Requirement:
Report the total number of lines that include the string "المطبوع", without any other text.

The input:
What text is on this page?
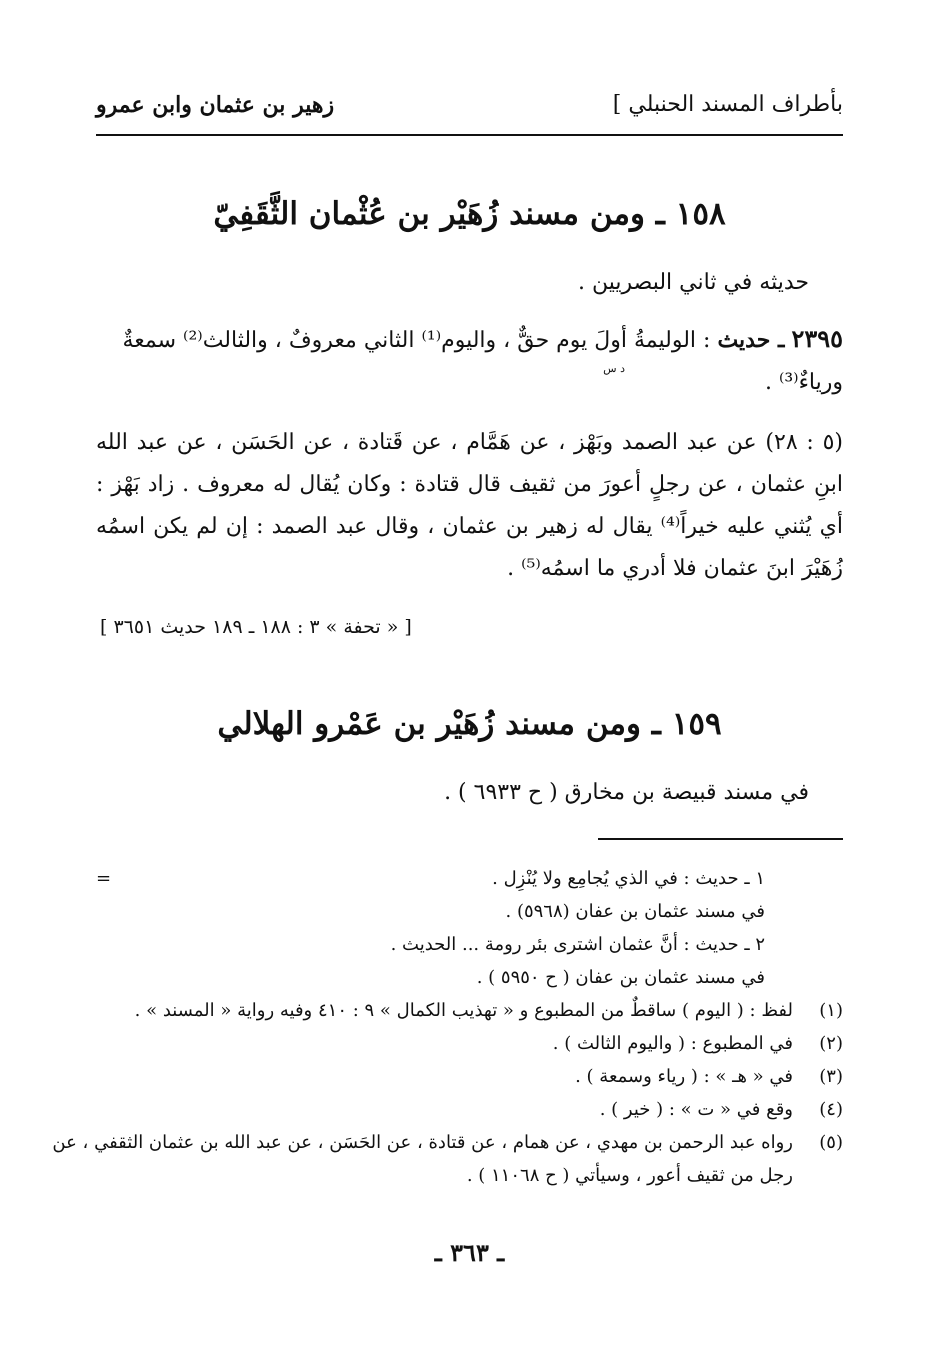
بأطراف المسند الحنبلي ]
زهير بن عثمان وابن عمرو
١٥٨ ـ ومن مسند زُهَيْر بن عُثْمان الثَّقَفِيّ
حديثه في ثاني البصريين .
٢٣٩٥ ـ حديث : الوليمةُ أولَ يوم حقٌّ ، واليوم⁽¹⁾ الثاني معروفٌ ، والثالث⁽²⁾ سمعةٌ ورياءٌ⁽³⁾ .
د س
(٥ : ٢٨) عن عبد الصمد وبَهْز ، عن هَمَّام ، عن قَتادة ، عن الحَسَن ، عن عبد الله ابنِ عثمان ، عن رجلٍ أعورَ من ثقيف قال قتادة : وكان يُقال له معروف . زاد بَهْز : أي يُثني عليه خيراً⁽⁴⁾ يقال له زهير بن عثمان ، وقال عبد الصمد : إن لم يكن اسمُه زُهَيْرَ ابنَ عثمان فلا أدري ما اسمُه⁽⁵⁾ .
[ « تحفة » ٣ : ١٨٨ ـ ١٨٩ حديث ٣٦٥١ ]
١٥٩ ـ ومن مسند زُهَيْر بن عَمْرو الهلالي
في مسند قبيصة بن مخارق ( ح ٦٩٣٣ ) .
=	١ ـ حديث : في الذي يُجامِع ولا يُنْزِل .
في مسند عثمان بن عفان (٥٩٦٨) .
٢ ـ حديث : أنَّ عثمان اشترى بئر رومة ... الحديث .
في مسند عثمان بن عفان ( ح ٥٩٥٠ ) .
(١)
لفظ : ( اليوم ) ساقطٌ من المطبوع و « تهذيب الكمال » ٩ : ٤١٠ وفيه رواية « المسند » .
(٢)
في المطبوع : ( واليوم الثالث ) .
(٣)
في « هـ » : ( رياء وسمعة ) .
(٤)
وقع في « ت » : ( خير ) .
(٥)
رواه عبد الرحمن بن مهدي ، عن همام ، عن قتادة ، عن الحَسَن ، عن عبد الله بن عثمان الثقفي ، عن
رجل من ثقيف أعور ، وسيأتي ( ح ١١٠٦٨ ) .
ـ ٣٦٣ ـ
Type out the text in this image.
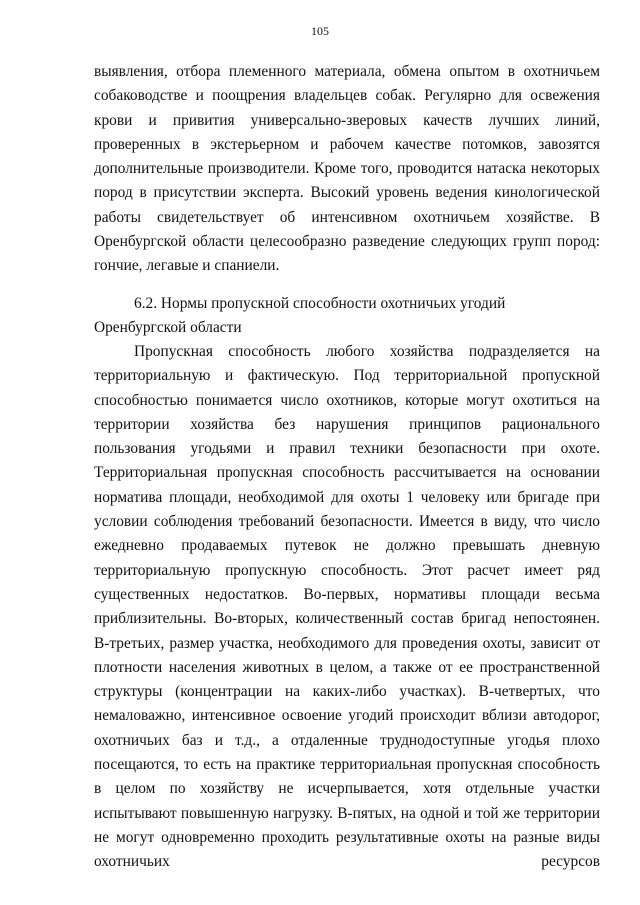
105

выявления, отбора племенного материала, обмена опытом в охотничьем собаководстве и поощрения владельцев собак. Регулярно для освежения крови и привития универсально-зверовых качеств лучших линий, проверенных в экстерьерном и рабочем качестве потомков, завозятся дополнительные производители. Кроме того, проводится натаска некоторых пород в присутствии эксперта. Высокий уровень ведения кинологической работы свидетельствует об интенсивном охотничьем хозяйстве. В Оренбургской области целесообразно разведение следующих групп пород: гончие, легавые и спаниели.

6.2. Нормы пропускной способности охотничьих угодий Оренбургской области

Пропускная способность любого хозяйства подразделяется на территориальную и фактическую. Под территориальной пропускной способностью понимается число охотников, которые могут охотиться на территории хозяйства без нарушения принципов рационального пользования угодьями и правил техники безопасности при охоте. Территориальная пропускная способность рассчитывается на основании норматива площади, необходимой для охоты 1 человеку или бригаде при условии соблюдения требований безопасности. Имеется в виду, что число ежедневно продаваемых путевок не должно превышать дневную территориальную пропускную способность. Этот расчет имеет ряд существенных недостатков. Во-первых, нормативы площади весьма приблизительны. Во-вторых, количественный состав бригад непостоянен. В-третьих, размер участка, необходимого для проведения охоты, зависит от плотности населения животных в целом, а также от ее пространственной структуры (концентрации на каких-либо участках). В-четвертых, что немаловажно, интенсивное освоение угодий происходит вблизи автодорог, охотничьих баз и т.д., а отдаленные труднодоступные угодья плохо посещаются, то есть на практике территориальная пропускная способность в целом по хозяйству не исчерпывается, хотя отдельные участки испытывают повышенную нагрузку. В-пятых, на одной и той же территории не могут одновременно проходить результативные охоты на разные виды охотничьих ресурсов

Solution for this exercise:
2